• _Stated exercise_
Say how many lines of the material below contain the word "asoslari", with no other words.

• _Entries_
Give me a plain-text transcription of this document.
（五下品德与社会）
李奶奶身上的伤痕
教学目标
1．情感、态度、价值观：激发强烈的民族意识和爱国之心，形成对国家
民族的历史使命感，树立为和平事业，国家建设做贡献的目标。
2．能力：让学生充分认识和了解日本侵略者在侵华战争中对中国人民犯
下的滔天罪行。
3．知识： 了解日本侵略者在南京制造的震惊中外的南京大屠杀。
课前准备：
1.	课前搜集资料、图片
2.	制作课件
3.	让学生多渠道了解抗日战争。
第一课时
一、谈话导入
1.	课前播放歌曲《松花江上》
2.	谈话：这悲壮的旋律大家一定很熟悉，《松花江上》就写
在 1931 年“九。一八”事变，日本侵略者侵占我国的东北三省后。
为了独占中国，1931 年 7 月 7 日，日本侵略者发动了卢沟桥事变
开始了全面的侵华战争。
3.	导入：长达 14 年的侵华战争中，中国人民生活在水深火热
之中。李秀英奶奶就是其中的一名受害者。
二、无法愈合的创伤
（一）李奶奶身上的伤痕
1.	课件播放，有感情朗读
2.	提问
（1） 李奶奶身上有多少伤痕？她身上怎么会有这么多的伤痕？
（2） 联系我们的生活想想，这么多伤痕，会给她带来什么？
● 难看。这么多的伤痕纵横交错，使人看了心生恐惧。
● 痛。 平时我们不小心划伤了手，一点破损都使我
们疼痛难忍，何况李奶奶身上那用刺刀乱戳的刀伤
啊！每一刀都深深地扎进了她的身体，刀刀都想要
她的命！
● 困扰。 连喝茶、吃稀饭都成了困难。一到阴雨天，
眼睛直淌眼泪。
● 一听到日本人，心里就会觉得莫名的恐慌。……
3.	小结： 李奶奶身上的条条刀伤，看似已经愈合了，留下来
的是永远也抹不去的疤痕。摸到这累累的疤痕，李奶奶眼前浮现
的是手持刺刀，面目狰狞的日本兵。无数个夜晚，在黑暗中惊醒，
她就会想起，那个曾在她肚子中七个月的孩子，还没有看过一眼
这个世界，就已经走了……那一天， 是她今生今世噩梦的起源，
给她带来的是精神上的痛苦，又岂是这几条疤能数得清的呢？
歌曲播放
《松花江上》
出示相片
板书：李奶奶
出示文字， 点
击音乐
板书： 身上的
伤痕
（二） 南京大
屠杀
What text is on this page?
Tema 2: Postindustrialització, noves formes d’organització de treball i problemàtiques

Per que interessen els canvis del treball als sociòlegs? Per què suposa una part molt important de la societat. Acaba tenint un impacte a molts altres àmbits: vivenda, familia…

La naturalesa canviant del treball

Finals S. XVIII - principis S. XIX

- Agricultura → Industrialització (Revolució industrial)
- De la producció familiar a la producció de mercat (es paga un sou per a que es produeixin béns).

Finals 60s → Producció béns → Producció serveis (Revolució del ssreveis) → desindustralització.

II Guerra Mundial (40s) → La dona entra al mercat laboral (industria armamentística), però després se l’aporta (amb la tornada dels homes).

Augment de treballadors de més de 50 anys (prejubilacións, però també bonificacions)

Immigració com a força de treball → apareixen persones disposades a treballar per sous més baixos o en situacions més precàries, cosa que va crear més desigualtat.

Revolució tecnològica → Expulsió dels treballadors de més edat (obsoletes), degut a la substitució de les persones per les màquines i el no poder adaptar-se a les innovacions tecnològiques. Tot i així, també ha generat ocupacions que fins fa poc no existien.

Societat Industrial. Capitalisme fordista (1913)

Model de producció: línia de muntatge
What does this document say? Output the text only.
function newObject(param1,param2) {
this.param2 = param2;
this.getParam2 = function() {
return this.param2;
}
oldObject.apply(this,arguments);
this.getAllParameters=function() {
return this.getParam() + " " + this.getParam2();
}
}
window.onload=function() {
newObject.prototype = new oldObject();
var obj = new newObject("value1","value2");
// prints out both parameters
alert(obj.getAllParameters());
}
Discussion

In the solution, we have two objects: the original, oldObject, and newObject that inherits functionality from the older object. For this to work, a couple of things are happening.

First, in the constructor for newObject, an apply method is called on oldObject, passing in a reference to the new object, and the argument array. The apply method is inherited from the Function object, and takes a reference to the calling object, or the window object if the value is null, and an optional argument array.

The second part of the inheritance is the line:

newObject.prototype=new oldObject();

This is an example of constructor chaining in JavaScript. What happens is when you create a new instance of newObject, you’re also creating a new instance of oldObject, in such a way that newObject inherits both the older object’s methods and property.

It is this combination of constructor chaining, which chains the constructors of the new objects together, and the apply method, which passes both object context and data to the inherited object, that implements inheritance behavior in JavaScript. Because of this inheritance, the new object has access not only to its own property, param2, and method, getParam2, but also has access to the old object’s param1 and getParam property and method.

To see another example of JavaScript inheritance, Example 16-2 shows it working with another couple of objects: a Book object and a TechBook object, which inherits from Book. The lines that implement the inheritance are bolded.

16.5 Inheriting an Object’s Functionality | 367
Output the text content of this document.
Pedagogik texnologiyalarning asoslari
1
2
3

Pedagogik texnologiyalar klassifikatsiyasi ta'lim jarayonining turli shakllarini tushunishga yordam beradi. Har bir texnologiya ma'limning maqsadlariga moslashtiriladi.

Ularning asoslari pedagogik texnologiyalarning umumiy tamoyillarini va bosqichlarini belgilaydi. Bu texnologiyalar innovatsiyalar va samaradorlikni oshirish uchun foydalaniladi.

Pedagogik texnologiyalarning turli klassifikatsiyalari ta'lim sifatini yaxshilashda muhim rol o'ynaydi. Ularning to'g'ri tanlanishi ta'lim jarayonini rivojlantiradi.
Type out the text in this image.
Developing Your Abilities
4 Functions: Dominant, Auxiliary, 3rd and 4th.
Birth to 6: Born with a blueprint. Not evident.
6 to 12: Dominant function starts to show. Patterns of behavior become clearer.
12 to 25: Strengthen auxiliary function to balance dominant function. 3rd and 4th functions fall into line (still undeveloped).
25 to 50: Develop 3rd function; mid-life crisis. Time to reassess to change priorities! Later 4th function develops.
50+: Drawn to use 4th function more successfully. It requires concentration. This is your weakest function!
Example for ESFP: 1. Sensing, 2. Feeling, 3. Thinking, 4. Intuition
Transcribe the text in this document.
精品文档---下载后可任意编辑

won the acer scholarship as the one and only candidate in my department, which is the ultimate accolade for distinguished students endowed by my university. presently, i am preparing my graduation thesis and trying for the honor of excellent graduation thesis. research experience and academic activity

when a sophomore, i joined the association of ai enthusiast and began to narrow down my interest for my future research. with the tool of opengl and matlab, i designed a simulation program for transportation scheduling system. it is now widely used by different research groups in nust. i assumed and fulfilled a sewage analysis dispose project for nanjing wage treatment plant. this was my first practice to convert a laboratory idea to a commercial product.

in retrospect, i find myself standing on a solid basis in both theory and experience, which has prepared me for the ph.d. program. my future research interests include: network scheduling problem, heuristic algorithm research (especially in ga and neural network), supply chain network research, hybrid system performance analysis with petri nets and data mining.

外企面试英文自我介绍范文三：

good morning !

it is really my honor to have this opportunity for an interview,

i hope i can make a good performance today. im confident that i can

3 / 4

• _Solved exercise_
2